TASK TO CARRY OUT:
An exact transcription of the data below, complete and unaltered, is the expected answer.

DATA TO USE:
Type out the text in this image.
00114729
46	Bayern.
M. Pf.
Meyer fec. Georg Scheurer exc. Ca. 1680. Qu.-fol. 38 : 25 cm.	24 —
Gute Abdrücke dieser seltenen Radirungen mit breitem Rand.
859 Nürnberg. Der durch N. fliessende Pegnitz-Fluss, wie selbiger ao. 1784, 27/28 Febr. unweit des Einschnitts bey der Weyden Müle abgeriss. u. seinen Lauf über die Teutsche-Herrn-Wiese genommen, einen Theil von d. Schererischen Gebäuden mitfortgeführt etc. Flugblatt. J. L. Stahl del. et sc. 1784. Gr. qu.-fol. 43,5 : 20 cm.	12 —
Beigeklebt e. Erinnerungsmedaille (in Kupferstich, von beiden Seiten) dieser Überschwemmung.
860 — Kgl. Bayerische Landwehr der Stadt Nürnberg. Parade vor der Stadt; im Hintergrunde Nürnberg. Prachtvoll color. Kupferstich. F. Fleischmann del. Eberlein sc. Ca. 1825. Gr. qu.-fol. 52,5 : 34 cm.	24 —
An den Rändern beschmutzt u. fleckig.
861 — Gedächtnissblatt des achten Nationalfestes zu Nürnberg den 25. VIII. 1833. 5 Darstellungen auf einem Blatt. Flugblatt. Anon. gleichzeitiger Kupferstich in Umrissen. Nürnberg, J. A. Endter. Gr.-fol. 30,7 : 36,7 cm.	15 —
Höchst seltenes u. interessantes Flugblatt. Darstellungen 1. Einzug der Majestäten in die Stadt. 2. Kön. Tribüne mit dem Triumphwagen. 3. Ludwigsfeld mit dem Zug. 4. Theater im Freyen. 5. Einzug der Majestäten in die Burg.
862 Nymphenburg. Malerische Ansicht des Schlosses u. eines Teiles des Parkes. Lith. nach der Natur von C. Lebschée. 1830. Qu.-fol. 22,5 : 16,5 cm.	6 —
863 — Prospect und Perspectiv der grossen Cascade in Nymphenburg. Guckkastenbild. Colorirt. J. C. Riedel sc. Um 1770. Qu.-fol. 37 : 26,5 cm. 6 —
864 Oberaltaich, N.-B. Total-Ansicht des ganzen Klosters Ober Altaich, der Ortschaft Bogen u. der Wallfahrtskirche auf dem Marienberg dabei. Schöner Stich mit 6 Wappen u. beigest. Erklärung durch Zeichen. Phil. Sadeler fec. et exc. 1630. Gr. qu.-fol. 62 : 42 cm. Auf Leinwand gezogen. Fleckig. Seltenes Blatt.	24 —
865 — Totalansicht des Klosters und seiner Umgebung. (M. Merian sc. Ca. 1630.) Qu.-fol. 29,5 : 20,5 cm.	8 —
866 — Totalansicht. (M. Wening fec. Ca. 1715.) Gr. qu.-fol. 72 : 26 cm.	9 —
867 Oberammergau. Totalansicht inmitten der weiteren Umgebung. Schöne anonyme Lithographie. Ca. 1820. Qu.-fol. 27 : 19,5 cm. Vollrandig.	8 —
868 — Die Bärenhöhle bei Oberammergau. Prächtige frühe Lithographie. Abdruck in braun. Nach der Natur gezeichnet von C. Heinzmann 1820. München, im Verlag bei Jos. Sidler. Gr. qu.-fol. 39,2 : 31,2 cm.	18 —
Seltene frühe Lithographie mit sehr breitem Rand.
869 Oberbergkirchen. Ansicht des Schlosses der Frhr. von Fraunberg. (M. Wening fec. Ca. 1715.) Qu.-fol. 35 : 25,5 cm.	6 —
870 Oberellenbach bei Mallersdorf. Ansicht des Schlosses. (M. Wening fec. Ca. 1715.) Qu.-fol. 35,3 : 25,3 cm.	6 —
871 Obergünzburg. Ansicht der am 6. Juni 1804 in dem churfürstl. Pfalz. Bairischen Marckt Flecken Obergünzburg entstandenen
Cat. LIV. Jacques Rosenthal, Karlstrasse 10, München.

RESPONSE FOR THIS EXERCISE:
Type out the text in this image.
00114729
46	Bayern.
M. Pf.
Meyer fec. Georg Scheurer exc. Ca. 1680. Qu.-fol. 38 : 25 cm.	24 —
Gute Abdrücke dieser seltenen Radirungen mit breitem Rand.
859 Nürnberg. Der durch N. fliessende Pegnitz-Fluss, wie selbiger ao. 1784, 27/28 Febr. unweit des Einschnitts bey der Weyden Müle abgeriss. u. seinen Lauf über die Teutsche-Herrn-Wiese genommen, einen Theil von d. Schererischen Gebäuden mitfortgeführt etc. Flugblatt. J. L. Stahl del. et sc. 1784. Gr. qu.-fol. 43,5 : 20 cm.	12 —
Beigeklebt e. Erinnerungsmedaille (in Kupferstich, von beiden Seiten) dieser Überschwemmung.
860 — Kgl. Bayerische Landwehr der Stadt Nürnberg. Parade vor der Stadt; im Hintergrunde Nürnberg. Prachtvoll color. Kupferstich. F. Fleischmann del. Eberlein sc. Ca. 1825. Gr. qu.-fol. 52,5 : 34 cm.	24 —
An den Rändern beschmutzt u. fleckig.
861 — Gedächtnissblatt des achten Nationalfestes zu Nürnberg den 25. VIII. 1833. 5 Darstellungen auf einem Blatt. Flugblatt. Anon. gleichzeitiger Kupferstich in Umrissen. Nürnberg, J. A. Endter. Gr.-fol. 30,7 : 36,7 cm.	15 —
Höchst seltenes u. interessantes Flugblatt. Darstellungen 1. Einzug der Majestäten in die Stadt. 2. Kön. Tribüne mit dem Triumphwagen. 3. Ludwigsfeld mit dem Zug. 4. Theater im Freyen. 5. Einzug der Majestäten in die Burg.
862 Nymphenburg. Malerische Ansicht des Schlosses u. eines Teiles des Parkes. Lith. nach der Natur von C. Lebschée. 1830. Qu.-fol. 22,5 : 16,5 cm.	6 —
863 — Prospect und Perspectiv der grossen Cascade in Nymphenburg. Guckkastenbild. Colorirt. J. C. Riedel sc. Um 1770. Qu.-fol. 37 : 26,5 cm. 6 —
864 Oberaltaich, N.-B. Total-Ansicht des ganzen Klosters Ober Altaich, der Ortschaft Bogen u. der Wallfahrtskirche auf dem Marienberg dabei. Schöner Stich mit 6 Wappen u. beigest. Erklärung durch Zeichen. Phil. Sadeler fec. et exc. 1630. Gr. qu.-fol. 62 : 42 cm. Auf Leinwand gezogen. Fleckig. Seltenes Blatt.	24 —
865 — Totalansicht des Klosters und seiner Umgebung. (M. Merian sc. Ca. 1630.) Qu.-fol. 29,5 : 20,5 cm.	8 —
866 — Totalansicht. (M. Wening fec. Ca. 1715.) Gr. qu.-fol. 72 : 26 cm.	9 —
867 Oberammergau. Totalansicht inmitten der weiteren Umgebung. Schöne anonyme Lithographie. Ca. 1820. Qu.-fol. 27 : 19,5 cm. Vollrandig.	8 —
868 — Die Bärenhöhle bei Oberammergau. Prächtige frühe Lithographie. Abdruck in braun. Nach der Natur gezeichnet von C. Heinzmann 1820. München, im Verlag bei Jos. Sidler. Gr. qu.-fol. 39,2 : 31,2 cm.	18 —
Seltene frühe Lithographie mit sehr breitem Rand.
869 Oberbergkirchen. Ansicht des Schlosses der Frhr. von Fraunberg. (M. Wening fec. Ca. 1715.) Qu.-fol. 35 : 25,5 cm.	6 —
870 Oberellenbach bei Mallersdorf. Ansicht des Schlosses. (M. Wening fec. Ca. 1715.) Qu.-fol. 35,3 : 25,3 cm.	6 —
871 Obergünzburg. Ansicht der am 6. Juni 1804 in dem churfürstl. Pfalz. Bairischen Marckt Flecken Obergünzburg entstandenen
Cat. LIV. Jacques Rosenthal, Karlstrasse 10, München.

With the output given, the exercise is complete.